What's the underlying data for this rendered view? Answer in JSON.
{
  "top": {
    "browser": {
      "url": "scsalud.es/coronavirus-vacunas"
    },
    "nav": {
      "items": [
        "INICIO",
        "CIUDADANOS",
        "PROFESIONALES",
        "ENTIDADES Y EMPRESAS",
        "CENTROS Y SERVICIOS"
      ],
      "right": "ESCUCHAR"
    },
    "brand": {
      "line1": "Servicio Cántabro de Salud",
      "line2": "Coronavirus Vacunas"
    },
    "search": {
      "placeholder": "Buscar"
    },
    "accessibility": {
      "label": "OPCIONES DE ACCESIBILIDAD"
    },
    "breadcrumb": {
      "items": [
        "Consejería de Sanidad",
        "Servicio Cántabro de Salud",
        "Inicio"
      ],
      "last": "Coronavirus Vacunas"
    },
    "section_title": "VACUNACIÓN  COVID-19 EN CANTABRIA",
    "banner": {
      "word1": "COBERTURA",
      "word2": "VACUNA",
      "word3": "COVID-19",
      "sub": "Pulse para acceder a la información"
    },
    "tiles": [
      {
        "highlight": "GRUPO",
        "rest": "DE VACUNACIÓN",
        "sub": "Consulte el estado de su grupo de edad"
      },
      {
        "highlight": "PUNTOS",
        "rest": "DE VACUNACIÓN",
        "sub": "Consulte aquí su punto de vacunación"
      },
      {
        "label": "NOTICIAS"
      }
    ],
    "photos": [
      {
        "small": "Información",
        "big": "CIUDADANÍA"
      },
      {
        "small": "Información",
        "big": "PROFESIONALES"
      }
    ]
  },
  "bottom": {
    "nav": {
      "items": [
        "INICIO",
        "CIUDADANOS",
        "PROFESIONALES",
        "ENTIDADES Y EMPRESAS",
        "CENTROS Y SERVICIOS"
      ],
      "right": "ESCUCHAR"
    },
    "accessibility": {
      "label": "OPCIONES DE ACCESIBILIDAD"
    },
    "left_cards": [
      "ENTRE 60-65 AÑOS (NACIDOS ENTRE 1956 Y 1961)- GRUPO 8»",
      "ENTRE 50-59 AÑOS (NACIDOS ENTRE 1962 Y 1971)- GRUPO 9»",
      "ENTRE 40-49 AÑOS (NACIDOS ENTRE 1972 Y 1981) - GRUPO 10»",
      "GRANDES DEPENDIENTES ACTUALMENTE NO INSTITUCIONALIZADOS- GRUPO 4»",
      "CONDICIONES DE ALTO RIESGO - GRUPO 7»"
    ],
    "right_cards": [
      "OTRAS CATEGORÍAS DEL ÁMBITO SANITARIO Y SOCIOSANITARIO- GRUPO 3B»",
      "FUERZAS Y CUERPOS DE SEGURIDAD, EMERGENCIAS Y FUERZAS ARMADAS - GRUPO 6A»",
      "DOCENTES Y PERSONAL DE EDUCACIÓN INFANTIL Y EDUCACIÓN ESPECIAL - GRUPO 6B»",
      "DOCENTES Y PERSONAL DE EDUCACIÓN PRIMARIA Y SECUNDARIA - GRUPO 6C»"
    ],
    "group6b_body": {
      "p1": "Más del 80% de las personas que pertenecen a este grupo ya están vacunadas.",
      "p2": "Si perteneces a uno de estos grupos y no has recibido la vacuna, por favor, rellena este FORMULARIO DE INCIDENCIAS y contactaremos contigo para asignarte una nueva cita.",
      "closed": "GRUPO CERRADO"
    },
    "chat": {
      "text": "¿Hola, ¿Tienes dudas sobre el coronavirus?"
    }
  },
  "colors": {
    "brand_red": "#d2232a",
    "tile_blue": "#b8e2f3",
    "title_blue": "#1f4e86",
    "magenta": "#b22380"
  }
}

========

Word for word, transcribe the data shown above.

What's the underlying data for this rendered view? Answer in JSON.
{
  "top": {
    "browser": {
      "url": "scsalud.es/coronavirus-vacunas"
    },
    "nav": {
      "items": [
        "INICIO",
        "CIUDADANOS",
        "PROFESIONALES",
        "ENTIDADES Y EMPRESAS",
        "CENTROS Y SERVICIOS"
      ],
      "right": "ESCUCHAR"
    },
    "brand": {
      "line1": "Servicio Cántabro de Salud",
      "line2": "Coronavirus Vacunas"
    },
    "search": {
      "placeholder": "Buscar"
    },
    "accessibility": {
      "label": "OPCIONES DE ACCESIBILIDAD"
    },
    "breadcrumb": {
      "items": [
        "Consejería de Sanidad",
        "Servicio Cántabro de Salud",
        "Inicio"
      ],
      "last": "Coronavirus Vacunas"
    },
    "section_title": "VACUNACIÓN  COVID-19 EN CANTABRIA",
    "banner": {
      "word1": "COBERTURA",
      "word2": "VACUNA",
      "word3": "COVID-19",
      "sub": "Pulse para acceder a la información"
    },
    "tiles": [
      {
        "highlight": "GRUPO",
        "rest": "DE VACUNACIÓN",
        "sub": "Consulte el estado de su grupo de edad"
      },
      {
        "highlight": "PUNTOS",
        "rest": "DE VACUNACIÓN",
        "sub": "Consulte aquí su punto de vacunación"
      },
      {
        "label": "NOTICIAS"
      }
    ],
    "photos": [
      {
        "small": "Información",
        "big": "CIUDADANÍA"
      },
      {
        "small": "Información",
        "big": "PROFESIONALES"
      }
    ]
  },
  "bottom": {
    "nav": {
      "items": [
        "INICIO",
        "CIUDADANOS",
        "PROFESIONALES",
        "ENTIDADES Y EMPRESAS",
        "CENTROS Y SERVICIOS"
      ],
      "right": "ESCUCHAR"
    },
    "accessibility": {
      "label": "OPCIONES DE ACCESIBILIDAD"
    },
    "left_cards": [
      "ENTRE 60-65 AÑOS (NACIDOS ENTRE 1956 Y 1961)- GRUPO 8»",
      "ENTRE 50-59 AÑOS (NACIDOS ENTRE 1962 Y 1971)- GRUPO 9»",
      "ENTRE 40-49 AÑOS (NACIDOS ENTRE 1972 Y 1981) - GRUPO 10»",
      "GRANDES DEPENDIENTES ACTUALMENTE NO INSTITUCIONALIZADOS- GRUPO 4»",
      "CONDICIONES DE ALTO RIESGO - GRUPO 7»"
    ],
    "right_cards": [
      "OTRAS CATEGORÍAS DEL ÁMBITO SANITARIO Y SOCIOSANITARIO- GRUPO 3B»",
      "FUERZAS Y CUERPOS DE SEGURIDAD, EMERGENCIAS Y FUERZAS ARMADAS - GRUPO 6A»",
      "DOCENTES Y PERSONAL DE EDUCACIÓN INFANTIL Y EDUCACIÓN ESPECIAL - GRUPO 6B»",
      "DOCENTES Y PERSONAL DE EDUCACIÓN PRIMARIA Y SECUNDARIA - GRUPO 6C»"
    ],
    "group6b_body": {
      "p1": "Más del 80% de las personas que pertenecen a este grupo ya están vacunadas.",
      "p2": "Si perteneces a uno de estos grupos y no has recibido la vacuna, por favor, rellena este FORMULARIO DE INCIDENCIAS y contactaremos contigo para asignarte una nueva cita.",
      "closed": "GRUPO CERRADO"
    },
    "chat": {
      "text": "¿Hola, ¿Tienes dudas sobre el coronavirus?"
    }
  },
  "colors": {
    "brand_red": "#d2232a",
    "tile_blue": "#b8e2f3",
    "title_blue": "#1f4e86",
    "magenta": "#b22380"
  }
}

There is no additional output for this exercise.